Collected data:
------------------------------------------------

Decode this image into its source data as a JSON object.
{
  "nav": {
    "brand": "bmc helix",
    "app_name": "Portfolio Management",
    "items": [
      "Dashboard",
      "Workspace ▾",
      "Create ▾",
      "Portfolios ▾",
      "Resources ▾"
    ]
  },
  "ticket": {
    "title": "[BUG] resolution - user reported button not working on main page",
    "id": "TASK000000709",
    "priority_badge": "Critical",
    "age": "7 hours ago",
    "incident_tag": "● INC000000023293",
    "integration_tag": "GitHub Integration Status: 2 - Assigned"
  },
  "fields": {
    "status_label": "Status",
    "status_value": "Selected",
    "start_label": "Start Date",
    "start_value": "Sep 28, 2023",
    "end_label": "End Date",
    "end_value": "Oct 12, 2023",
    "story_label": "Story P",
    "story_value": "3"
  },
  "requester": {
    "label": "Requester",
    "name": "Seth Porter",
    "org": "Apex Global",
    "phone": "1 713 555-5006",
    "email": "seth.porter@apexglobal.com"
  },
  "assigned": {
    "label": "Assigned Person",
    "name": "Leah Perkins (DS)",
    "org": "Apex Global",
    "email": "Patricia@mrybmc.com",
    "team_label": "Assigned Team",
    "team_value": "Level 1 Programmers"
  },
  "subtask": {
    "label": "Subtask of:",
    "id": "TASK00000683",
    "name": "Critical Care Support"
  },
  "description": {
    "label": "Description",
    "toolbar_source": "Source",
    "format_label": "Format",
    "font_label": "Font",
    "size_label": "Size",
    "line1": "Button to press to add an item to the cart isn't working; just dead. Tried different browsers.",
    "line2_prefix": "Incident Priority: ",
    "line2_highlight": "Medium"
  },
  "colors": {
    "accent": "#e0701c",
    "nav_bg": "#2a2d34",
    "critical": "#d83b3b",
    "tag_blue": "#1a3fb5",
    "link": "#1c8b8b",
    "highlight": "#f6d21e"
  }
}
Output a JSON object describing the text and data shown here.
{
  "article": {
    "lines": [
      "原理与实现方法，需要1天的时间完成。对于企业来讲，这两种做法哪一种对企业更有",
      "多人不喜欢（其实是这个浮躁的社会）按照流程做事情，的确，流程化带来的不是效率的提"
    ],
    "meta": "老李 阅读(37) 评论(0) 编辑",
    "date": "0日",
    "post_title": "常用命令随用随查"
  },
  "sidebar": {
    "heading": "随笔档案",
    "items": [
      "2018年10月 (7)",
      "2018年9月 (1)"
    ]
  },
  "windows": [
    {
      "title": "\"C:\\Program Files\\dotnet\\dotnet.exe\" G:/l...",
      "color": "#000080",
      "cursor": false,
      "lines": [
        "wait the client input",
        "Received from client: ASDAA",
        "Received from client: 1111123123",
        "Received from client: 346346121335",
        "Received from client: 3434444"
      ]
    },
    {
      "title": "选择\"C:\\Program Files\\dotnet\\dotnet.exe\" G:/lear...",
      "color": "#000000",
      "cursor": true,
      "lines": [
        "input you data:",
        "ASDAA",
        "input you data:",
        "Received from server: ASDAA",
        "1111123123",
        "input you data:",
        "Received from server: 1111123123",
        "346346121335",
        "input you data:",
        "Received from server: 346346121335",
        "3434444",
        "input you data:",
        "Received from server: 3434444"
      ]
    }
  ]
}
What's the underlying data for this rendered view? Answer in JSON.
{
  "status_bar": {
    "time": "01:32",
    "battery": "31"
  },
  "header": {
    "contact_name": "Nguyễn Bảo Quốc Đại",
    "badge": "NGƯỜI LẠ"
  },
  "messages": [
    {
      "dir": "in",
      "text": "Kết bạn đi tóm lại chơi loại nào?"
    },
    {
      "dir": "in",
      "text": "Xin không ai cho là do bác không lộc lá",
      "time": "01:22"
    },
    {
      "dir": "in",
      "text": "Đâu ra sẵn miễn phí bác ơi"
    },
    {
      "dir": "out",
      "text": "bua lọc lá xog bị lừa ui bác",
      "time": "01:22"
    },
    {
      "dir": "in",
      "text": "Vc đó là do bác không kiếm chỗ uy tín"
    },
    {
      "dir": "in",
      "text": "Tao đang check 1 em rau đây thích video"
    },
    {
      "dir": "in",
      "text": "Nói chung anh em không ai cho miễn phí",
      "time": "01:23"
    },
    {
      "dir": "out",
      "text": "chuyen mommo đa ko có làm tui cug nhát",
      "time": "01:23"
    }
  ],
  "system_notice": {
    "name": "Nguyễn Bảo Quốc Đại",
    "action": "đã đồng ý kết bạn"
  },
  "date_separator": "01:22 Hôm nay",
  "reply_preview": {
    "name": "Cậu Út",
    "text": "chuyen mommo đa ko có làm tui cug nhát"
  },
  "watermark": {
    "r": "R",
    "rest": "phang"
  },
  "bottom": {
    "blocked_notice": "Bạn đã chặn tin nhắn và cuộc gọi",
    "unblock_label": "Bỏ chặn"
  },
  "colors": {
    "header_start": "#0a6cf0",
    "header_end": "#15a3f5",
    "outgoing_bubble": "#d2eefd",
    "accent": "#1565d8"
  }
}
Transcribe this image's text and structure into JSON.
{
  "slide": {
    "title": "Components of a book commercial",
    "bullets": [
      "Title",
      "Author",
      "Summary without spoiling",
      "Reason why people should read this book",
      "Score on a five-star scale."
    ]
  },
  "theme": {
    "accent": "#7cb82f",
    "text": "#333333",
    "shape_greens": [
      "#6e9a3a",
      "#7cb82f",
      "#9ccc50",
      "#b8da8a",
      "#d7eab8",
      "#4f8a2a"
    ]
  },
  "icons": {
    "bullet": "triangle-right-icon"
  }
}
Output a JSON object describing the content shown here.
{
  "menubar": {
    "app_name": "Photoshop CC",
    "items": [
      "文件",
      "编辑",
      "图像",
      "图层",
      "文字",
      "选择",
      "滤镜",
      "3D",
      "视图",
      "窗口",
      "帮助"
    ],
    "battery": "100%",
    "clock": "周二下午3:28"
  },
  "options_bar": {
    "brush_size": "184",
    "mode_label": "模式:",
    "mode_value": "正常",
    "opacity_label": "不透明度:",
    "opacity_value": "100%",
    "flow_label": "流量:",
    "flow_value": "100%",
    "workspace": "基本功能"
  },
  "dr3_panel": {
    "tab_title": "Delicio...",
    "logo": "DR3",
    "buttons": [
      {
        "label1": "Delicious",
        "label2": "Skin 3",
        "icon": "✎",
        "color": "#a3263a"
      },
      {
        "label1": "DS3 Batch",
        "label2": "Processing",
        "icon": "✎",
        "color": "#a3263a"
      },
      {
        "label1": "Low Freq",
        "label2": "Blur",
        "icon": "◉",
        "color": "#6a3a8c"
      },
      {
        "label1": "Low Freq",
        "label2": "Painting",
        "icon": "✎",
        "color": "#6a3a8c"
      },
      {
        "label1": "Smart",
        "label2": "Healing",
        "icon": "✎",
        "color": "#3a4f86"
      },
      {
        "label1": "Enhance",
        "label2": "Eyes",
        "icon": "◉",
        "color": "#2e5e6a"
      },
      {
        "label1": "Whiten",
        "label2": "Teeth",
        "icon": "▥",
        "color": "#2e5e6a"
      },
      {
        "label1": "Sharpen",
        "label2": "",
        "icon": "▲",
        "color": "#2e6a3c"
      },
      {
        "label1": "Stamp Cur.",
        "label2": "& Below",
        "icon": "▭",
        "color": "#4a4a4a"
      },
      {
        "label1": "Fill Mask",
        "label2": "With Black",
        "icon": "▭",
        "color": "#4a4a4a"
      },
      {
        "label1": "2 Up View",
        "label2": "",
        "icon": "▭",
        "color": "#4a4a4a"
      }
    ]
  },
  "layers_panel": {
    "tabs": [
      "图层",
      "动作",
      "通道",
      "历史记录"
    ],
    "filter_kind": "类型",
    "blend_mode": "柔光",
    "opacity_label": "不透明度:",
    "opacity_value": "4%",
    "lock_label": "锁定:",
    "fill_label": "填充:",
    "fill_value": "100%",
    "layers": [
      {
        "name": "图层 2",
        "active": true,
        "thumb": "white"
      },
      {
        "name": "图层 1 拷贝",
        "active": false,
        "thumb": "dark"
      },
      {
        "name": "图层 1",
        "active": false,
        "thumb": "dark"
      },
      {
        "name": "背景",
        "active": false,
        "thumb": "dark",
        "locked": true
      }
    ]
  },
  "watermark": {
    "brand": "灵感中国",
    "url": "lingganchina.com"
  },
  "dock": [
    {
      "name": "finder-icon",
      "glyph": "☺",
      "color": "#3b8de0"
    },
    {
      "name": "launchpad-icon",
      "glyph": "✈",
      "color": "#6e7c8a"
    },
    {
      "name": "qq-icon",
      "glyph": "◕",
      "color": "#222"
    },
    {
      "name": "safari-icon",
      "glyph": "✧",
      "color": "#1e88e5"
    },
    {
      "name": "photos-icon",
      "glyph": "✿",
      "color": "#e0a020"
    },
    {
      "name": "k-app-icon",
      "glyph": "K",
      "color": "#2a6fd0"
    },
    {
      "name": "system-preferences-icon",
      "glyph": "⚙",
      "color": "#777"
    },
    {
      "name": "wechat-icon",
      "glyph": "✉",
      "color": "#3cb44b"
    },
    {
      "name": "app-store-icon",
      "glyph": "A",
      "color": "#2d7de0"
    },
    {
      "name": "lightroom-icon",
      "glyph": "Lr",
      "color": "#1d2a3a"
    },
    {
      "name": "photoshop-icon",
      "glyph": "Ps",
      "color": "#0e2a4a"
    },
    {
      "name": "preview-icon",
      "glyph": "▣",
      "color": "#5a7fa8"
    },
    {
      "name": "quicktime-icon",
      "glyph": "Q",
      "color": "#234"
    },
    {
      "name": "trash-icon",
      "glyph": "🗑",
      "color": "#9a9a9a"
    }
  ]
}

------------------------------------------------

How many lines of the data contain the word "Quốc"? Answer with the number alone.

2